Prompt: Collect each line of the entries that holds the string "loved".

------------------------------------------------

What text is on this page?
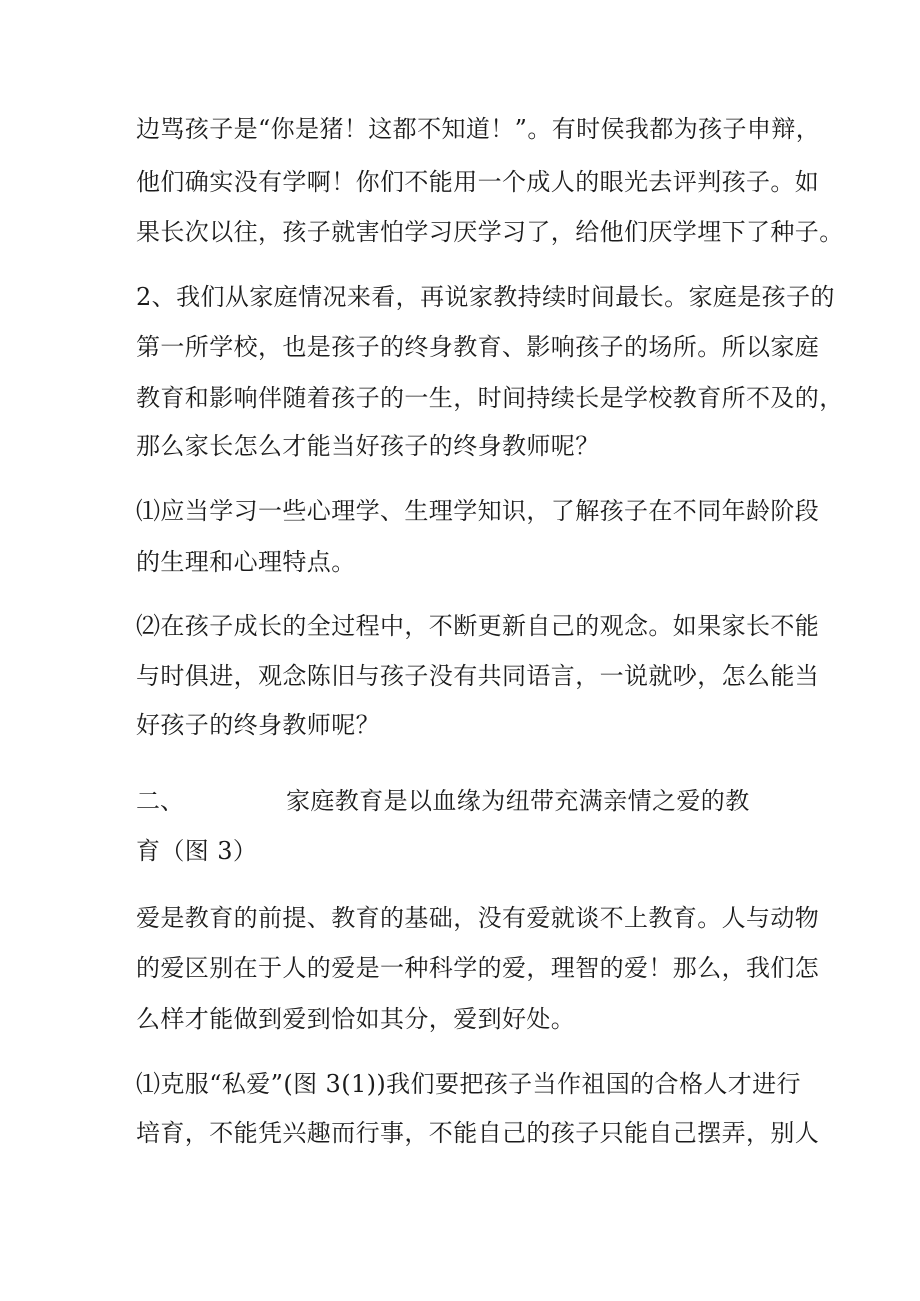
边骂孩子是“你是猪！这都不知道！”。有时侯我都为孩子申辩，
他们确实没有学啊！你们不能用一个成人的眼光去评判孩子。如
果长次以往，孩子就害怕学习厌学习了，给他们厌学埋下了种子。
2、我们从家庭情况来看，再说家教持续时间最长。家庭是孩子的
第一所学校，也是孩子的终身教育、影响孩子的场所。所以家庭
教育和影响伴随着孩子的一生，时间持续长是学校教育所不及的，
那么家长怎么才能当好孩子的终身教师呢？
⑴应当学习一些心理学、生理学知识，了解孩子在不同年龄阶段
的生理和心理特点。
⑵在孩子成长的全过程中，不断更新自己的观念。如果家长不能
与时俱进，观念陈旧与孩子没有共同语言，一说就吵，怎么能当
好孩子的终身教师呢？
二、	家庭教育是以血缘为纽带充满亲情之爱的教
育（图 3）
爱是教育的前提、教育的基础，没有爱就谈不上教育。人与动物
的爱区别在于人的爱是一种科学的爱，理智的爱！那么，我们怎
么样才能做到爱到恰如其分，爱到好处。
⑴克服“私爱”(图 3(1))我们要把孩子当作祖国的合格人才进行
培育，不能凭兴趣而行事，不能自己的孩子只能自己摆弄，别人
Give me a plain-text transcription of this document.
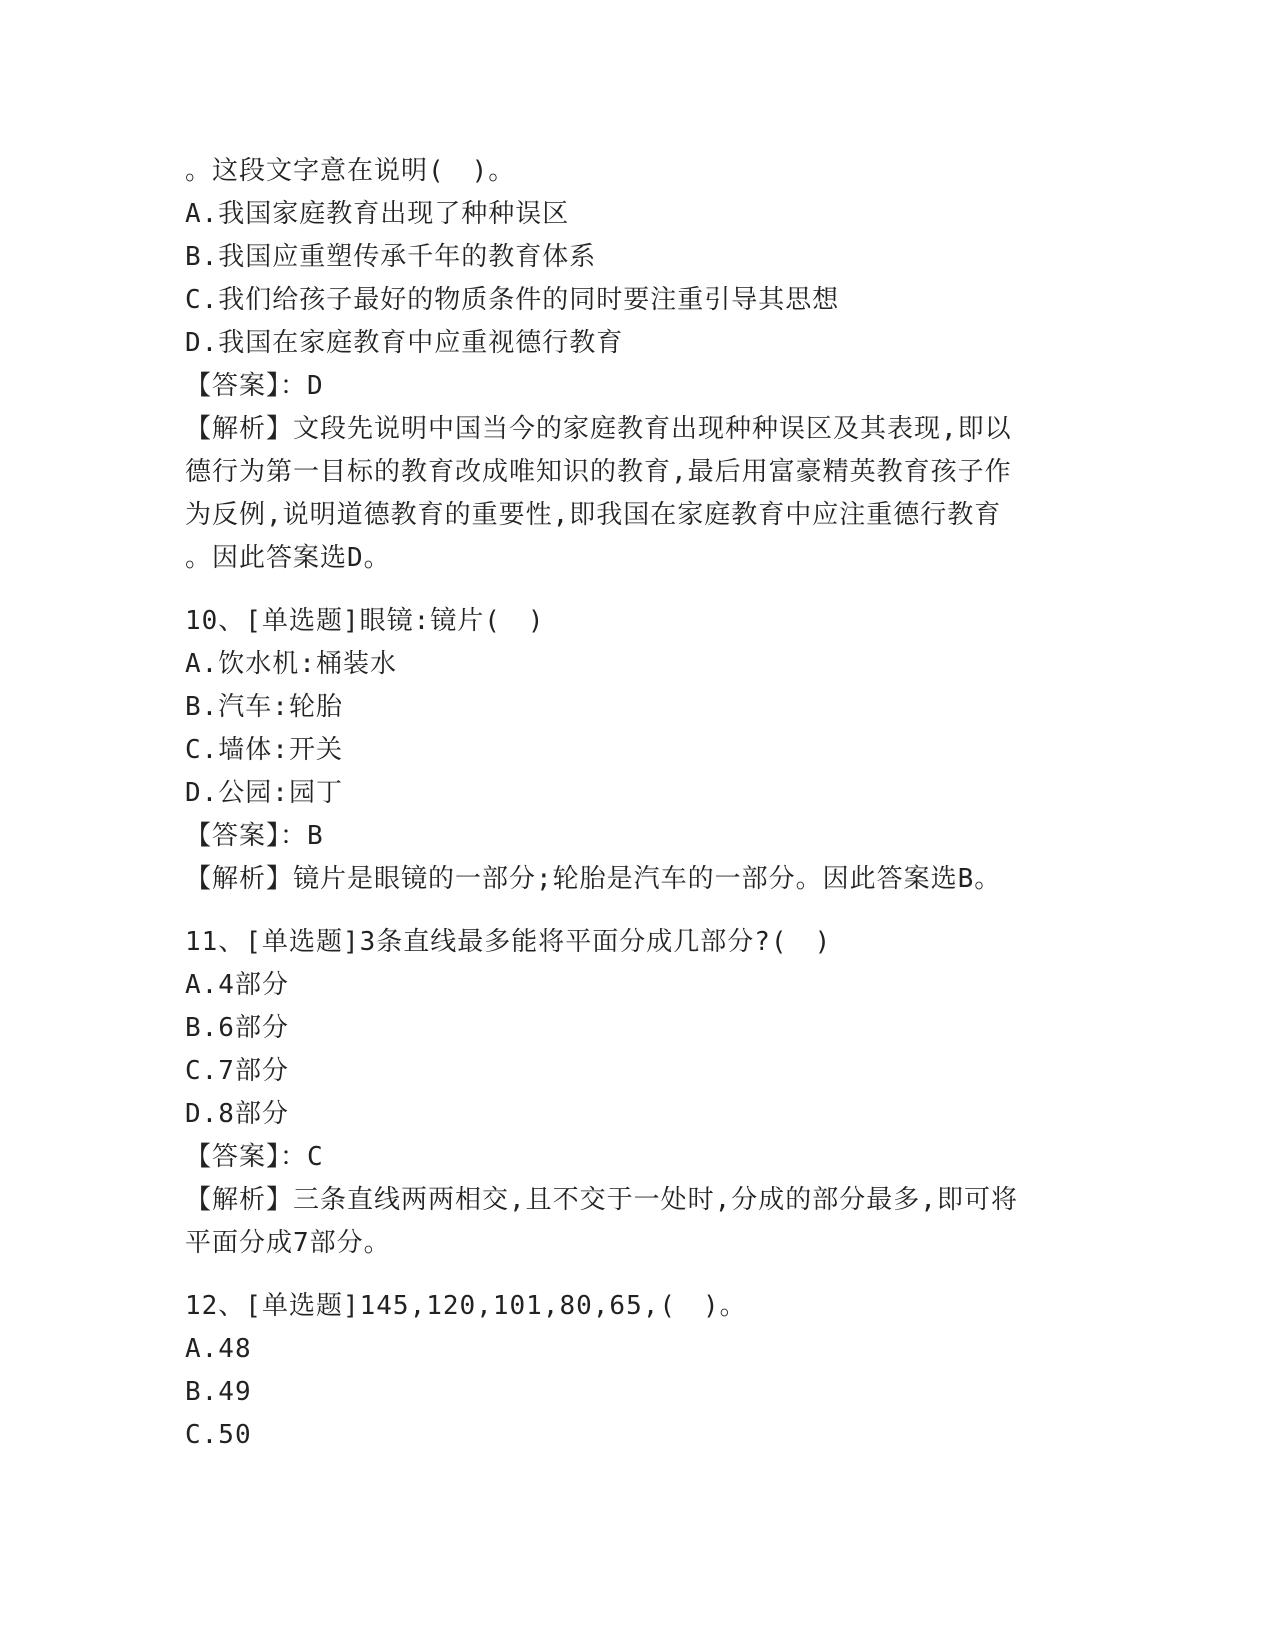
。这段文字意在说明(　)。
A.我国家庭教育出现了种种误区
B.我国应重塑传承千年的教育体系
C.我们给孩子最好的物质条件的同时要注重引导其思想
D.我国在家庭教育中应重视德行教育
【答案】：D
【解析】文段先说明中国当今的家庭教育出现种种误区及其表现,即以
德行为第一目标的教育改成唯知识的教育,最后用富豪精英教育孩子作
为反例,说明道德教育的重要性,即我国在家庭教育中应注重德行教育
。因此答案选D。
10、[单选题]眼镜:镜片(　)
A.饮水机:桶装水
B.汽车:轮胎
C.墙体:开关
D.公园:园丁
【答案】：B
【解析】镜片是眼镜的一部分;轮胎是汽车的一部分。因此答案选B。
11、[单选题]3条直线最多能将平面分成几部分?(　)
A.4部分
B.6部分
C.7部分
D.8部分
【答案】：C
【解析】三条直线两两相交,且不交于一处时,分成的部分最多,即可将
平面分成7部分。
12、[单选题]145,120,101,80,65,(　)。
A.48
B.49
C.50
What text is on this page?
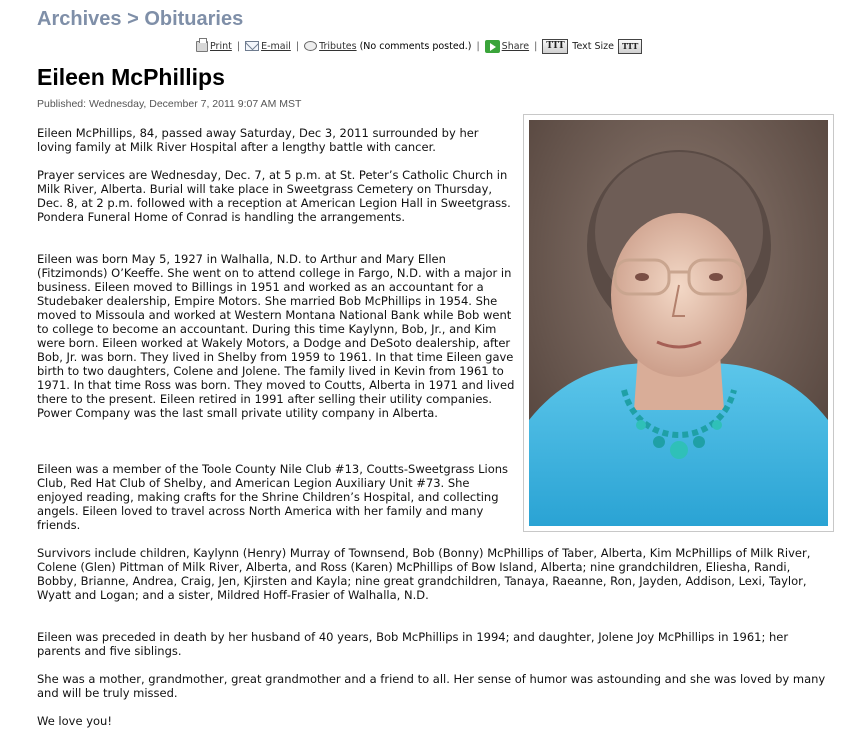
Archives > Obituaries
Print | E-mail | Tributes (No comments posted.) | Share |	TTT Text Size	TTT
Eileen McPhillips
Published: Wednesday, December 7, 2011 9:07 AM MST

Eileen McPhillips, 84, passed away Saturday, Dec 3, 2011 surrounded by her loving family at Milk River Hospital after a lengthy battle with cancer.

Prayer services are Wednesday, Dec. 7, at 5 p.m. at St. Peter’s Catholic Church in Milk River, Alberta. Burial will take place in Sweetgrass Cemetery on Thursday, Dec. 8, at 2 p.m. followed with a reception at American Legion Hall in Sweetgrass. Pondera Funeral Home of Conrad is handling the arrangements.

Eileen was born May 5, 1927 in Walhalla, N.D. to Arthur and Mary Ellen (Fitzimonds) O’Keeffe. She went on to attend college in Fargo, N.D. with a major in business. Eileen moved to Billings in 1951 and worked as an accountant for a Studebaker dealership, Empire Motors. She married Bob McPhillips in 1954. She moved to Missoula and worked at Western Montana National Bank while Bob went to college to become an accountant. During this time Kaylynn, Bob, Jr., and Kim were born. Eileen worked at Wakely Motors, a Dodge and DeSoto dealership, after Bob, Jr. was born. They lived in Shelby from 1959 to 1961. In that time Eileen gave birth to two daughters, Colene and Jolene. The family lived in Kevin from 1961 to 1971. In that time Ross was born. They moved to Coutts, Alberta in 1971 and lived there to the present. Eileen retired in 1991 after selling their utility companies. Power Company was the last small private utility company in Alberta.

Eileen was a member of the Toole County Nile Club #13, Coutts-Sweetgrass Lions Club, Red Hat Club of Shelby, and American Legion Auxiliary Unit #73. She enjoyed reading, making crafts for the Shrine Children’s Hospital, and collecting angels. Eileen loved to travel across North America with her family and many friends.

Survivors include children, Kaylynn (Henry) Murray of Townsend, Bob (Bonny) McPhillips of Taber, Alberta, Kim McPhillips of Milk River, Colene (Glen) Pittman of Milk River, Alberta, and Ross (Karen) McPhillips of Bow Island, Alberta; nine grandchildren, Eliesha, Randi, Bobby, Brianne, Andrea, Craig, Jen, Kjirsten and Kayla; nine great grandchildren, Tanaya, Raeanne, Ron, Jayden, Addison, Lexi, Taylor, Wyatt and Logan; and a sister, Mildred Hoff-Frasier of Walhalla, N.D.

Eileen was preceded in death by her husband of 40 years, Bob McPhillips in 1994; and daughter, Jolene Joy McPhillips in 1961; her parents and five siblings.

She was a mother, grandmother, great grandmother and a friend to all. Her sense of humor was astounding and she was loved by many and will be truly missed.

We love you!
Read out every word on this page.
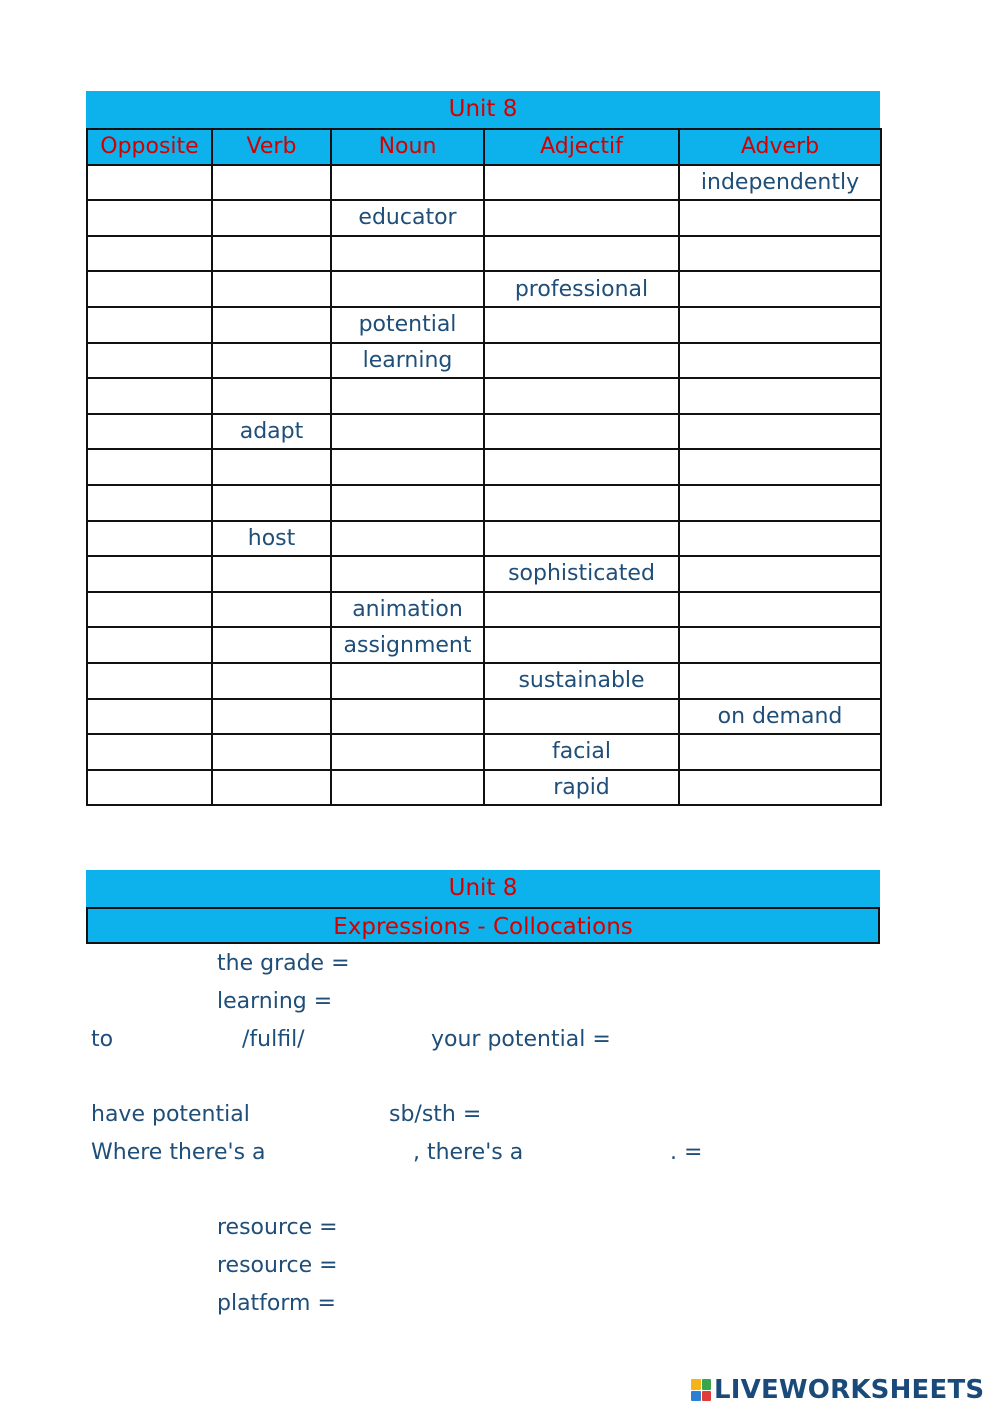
Unit 8
Opposite	Verb	Noun	Adjectif	Adverb
				independently
		educator		

			professional	
		potential		
		learning		

	adapt			

	host			
			sophisticated	
		animation		
		assignment		
			sustainable	
				on demand
			facial	
			rapid	
Unit 8
Expressions - Collocations
the grade =
learning =
to	/fulfil/	your potential =
have potential	sb/sth =
Where there's a	, there's a	. =
resource =
resource =
platform =
LIVEWORKSHEETS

------------------------------------------------

Written response:
Eileen was a member of the Toole County Nile Club #13, Coutts-Sweetgrass Lions Club, Red Hat Club of Shelby, and American Legion Auxiliary Unit #73. She enjoyed reading, making crafts for the Shrine Children’s Hospital, and collecting angels. Eileen loved to travel across North America with her family and many friends.
She was a mother, grandmother, great grandmother and a friend to all. Her sense of humor was astounding and she was loved by many and will be truly missed.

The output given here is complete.